- Work to be completed -
Select, from the data, each line where "name" occurs.

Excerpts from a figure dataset
** begin **
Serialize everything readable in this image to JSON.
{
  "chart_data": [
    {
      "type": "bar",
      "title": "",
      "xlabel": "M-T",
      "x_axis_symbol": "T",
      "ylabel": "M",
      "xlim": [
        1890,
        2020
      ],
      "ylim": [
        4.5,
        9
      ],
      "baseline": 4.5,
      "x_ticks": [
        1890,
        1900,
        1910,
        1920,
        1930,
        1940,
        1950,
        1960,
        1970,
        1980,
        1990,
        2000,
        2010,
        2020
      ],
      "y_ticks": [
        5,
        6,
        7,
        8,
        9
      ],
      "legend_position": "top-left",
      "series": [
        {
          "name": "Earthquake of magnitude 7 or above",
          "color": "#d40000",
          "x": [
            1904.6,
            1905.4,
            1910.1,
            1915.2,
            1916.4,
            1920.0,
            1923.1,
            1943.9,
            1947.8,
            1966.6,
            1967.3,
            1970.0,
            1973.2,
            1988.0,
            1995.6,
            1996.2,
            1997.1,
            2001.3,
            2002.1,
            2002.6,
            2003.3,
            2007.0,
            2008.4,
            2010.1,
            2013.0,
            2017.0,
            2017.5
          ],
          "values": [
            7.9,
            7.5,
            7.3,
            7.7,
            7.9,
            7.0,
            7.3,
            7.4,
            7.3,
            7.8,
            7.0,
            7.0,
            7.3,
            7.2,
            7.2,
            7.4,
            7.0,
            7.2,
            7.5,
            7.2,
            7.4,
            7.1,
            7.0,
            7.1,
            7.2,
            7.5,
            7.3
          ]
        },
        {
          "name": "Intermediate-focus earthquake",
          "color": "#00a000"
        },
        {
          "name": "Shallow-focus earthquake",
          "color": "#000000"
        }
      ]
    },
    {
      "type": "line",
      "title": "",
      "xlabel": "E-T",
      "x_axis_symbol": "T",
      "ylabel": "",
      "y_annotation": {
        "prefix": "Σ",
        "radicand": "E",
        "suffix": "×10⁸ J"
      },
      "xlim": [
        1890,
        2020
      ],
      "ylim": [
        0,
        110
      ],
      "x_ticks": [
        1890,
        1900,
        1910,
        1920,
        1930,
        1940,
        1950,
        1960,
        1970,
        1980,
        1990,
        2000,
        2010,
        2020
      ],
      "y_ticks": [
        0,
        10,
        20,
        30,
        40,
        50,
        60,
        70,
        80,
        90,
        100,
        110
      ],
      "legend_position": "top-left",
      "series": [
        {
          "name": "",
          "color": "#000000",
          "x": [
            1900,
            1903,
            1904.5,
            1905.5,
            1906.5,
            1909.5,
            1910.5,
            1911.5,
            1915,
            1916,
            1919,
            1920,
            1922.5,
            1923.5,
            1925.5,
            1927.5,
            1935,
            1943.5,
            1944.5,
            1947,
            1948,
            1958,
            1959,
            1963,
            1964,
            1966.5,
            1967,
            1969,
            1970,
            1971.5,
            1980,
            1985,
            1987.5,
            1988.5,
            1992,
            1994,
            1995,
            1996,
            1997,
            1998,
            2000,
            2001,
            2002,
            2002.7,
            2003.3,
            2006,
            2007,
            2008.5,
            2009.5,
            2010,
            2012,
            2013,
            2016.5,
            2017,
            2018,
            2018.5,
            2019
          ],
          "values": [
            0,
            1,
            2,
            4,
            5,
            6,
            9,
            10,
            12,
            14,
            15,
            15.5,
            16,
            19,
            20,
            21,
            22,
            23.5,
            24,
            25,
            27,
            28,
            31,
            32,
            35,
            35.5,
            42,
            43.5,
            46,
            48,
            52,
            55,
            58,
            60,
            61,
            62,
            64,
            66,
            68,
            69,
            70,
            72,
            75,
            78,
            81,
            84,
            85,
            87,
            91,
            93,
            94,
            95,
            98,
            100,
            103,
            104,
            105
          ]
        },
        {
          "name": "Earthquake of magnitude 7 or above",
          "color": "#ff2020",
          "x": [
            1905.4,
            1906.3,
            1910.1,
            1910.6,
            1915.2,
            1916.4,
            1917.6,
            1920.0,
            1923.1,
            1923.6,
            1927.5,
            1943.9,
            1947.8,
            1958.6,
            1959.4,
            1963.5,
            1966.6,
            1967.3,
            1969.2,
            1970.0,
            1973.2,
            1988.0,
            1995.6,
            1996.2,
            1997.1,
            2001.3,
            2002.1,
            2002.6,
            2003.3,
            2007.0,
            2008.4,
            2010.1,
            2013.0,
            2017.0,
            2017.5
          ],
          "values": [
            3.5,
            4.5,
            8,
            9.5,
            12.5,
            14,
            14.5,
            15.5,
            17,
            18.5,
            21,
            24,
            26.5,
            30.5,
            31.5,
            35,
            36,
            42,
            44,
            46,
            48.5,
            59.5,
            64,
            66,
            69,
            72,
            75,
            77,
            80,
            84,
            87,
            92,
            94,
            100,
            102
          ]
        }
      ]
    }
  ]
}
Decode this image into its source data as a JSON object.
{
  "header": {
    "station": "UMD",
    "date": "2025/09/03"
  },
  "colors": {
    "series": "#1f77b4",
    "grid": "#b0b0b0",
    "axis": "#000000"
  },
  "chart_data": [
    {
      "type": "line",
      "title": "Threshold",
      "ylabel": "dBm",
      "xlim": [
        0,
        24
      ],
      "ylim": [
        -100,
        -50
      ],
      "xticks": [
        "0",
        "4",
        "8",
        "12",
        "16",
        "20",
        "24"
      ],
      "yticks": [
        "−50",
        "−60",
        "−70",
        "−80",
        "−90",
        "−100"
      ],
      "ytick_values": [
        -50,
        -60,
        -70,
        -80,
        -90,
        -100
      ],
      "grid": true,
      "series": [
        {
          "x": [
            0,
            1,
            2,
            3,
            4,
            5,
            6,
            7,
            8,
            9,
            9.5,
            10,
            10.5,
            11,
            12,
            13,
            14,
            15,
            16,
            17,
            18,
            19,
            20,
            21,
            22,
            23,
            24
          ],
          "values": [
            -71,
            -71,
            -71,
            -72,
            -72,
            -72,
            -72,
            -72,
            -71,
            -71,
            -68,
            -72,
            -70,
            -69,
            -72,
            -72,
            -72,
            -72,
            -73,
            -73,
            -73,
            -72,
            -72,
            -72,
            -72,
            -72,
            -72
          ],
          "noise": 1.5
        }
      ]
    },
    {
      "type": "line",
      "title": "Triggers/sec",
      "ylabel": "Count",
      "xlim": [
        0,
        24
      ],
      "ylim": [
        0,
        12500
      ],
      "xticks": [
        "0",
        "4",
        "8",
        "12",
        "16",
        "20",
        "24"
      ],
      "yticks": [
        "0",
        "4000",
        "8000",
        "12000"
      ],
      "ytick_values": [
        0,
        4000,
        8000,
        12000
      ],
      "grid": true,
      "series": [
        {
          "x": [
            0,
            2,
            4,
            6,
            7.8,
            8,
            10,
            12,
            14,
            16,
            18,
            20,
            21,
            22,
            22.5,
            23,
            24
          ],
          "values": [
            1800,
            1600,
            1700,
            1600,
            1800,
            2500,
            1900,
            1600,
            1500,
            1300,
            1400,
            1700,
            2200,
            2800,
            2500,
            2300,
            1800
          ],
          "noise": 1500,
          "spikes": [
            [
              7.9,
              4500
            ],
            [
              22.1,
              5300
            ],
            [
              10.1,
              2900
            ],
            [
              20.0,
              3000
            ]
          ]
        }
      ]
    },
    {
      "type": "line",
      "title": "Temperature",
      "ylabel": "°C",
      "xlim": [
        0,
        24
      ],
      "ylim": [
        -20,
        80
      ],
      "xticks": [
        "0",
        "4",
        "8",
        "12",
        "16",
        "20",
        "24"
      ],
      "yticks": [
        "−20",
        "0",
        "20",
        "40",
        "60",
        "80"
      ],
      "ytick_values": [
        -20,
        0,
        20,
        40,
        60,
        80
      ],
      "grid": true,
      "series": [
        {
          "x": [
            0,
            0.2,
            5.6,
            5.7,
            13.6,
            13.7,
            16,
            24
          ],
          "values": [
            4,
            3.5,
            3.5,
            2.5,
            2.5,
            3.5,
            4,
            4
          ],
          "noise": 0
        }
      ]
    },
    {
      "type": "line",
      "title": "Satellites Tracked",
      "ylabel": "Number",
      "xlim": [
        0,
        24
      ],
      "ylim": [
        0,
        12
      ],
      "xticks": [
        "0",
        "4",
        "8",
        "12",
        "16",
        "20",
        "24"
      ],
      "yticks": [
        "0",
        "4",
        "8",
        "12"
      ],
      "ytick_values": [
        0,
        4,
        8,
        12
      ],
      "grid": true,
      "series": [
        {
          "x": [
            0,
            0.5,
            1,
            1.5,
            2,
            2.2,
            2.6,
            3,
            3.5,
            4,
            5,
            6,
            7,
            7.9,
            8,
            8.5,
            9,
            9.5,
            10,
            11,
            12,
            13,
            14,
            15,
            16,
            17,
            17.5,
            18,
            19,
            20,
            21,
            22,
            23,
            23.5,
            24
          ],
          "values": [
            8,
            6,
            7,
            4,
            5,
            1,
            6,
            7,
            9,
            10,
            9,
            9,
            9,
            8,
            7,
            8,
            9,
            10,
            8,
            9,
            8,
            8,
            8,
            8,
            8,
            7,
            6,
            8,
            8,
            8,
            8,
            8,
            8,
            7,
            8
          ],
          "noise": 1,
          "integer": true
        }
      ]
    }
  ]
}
** end **
- Response to the task -
          "name": "Earthquake of magnitude 7 or above",
          "name": "Intermediate-focus earthquake",
          "name": "Shallow-focus earthquake",
          "name": "",
          "name": "Earthquake of magnitude 7 or above",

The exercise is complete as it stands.